» Directions for this task:
The material below should be written out in full and exactly; pictures stay out of the copy.

::::::::::

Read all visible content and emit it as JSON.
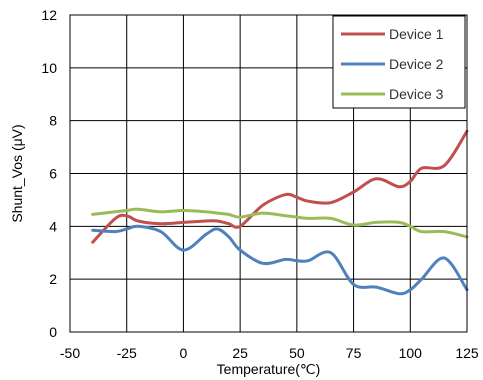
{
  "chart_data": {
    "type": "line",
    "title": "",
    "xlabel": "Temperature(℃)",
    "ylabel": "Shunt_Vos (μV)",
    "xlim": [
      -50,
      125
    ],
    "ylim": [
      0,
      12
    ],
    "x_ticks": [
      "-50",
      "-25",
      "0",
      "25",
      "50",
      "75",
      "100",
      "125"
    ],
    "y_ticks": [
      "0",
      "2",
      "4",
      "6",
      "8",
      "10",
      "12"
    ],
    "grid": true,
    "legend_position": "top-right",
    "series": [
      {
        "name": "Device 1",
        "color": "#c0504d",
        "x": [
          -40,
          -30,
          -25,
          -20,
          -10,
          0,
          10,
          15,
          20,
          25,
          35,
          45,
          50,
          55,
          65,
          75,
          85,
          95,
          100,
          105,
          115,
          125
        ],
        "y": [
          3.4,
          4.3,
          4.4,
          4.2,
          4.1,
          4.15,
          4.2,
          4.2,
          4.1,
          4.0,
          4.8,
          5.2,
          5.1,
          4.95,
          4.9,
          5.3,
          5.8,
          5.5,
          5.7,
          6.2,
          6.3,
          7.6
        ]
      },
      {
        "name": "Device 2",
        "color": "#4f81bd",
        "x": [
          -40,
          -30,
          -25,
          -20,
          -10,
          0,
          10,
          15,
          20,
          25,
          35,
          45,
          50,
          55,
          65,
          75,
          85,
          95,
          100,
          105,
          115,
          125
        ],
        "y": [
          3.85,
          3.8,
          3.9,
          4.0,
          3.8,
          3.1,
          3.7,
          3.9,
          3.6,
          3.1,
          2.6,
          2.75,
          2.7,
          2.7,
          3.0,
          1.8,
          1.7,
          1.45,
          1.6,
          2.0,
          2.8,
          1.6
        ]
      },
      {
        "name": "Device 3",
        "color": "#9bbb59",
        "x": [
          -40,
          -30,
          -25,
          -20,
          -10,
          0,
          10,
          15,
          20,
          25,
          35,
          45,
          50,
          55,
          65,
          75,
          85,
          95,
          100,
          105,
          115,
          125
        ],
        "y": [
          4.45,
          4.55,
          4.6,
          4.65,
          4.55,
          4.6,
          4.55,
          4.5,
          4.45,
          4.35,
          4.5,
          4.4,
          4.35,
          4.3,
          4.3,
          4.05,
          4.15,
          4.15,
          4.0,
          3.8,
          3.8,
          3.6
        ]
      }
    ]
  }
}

::::::::::

» Response below:
Read all visible content and emit it as JSON.
{
  "chart_data": {
    "type": "line",
    "title": "",
    "xlabel": "Temperature(℃)",
    "ylabel": "Shunt_Vos (μV)",
    "xlim": [
      -50,
      125
    ],
    "ylim": [
      0,
      12
    ],
    "x_ticks": [
      "-50",
      "-25",
      "0",
      "25",
      "50",
      "75",
      "100",
      "125"
    ],
    "y_ticks": [
      "0",
      "2",
      "4",
      "6",
      "8",
      "10",
      "12"
    ],
    "grid": true,
    "legend_position": "top-right",
    "series": [
      {
        "name": "Device 1",
        "color": "#c0504d",
        "x": [
          -40,
          -30,
          -25,
          -20,
          -10,
          0,
          10,
          15,
          20,
          25,
          35,
          45,
          50,
          55,
          65,
          75,
          85,
          95,
          100,
          105,
          115,
          125
        ],
        "y": [
          3.4,
          4.3,
          4.4,
          4.2,
          4.1,
          4.15,
          4.2,
          4.2,
          4.1,
          4.0,
          4.8,
          5.2,
          5.1,
          4.95,
          4.9,
          5.3,
          5.8,
          5.5,
          5.7,
          6.2,
          6.3,
          7.6
        ]
      },
      {
        "name": "Device 2",
        "color": "#4f81bd",
        "x": [
          -40,
          -30,
          -25,
          -20,
          -10,
          0,
          10,
          15,
          20,
          25,
          35,
          45,
          50,
          55,
          65,
          75,
          85,
          95,
          100,
          105,
          115,
          125
        ],
        "y": [
          3.85,
          3.8,
          3.9,
          4.0,
          3.8,
          3.1,
          3.7,
          3.9,
          3.6,
          3.1,
          2.6,
          2.75,
          2.7,
          2.7,
          3.0,
          1.8,
          1.7,
          1.45,
          1.6,
          2.0,
          2.8,
          1.6
        ]
      },
      {
        "name": "Device 3",
        "color": "#9bbb59",
        "x": [
          -40,
          -30,
          -25,
          -20,
          -10,
          0,
          10,
          15,
          20,
          25,
          35,
          45,
          50,
          55,
          65,
          75,
          85,
          95,
          100,
          105,
          115,
          125
        ],
        "y": [
          4.45,
          4.55,
          4.6,
          4.65,
          4.55,
          4.6,
          4.55,
          4.5,
          4.45,
          4.35,
          4.5,
          4.4,
          4.35,
          4.3,
          4.3,
          4.05,
          4.15,
          4.15,
          4.0,
          3.8,
          3.8,
          3.6
        ]
      }
    ]
  }
}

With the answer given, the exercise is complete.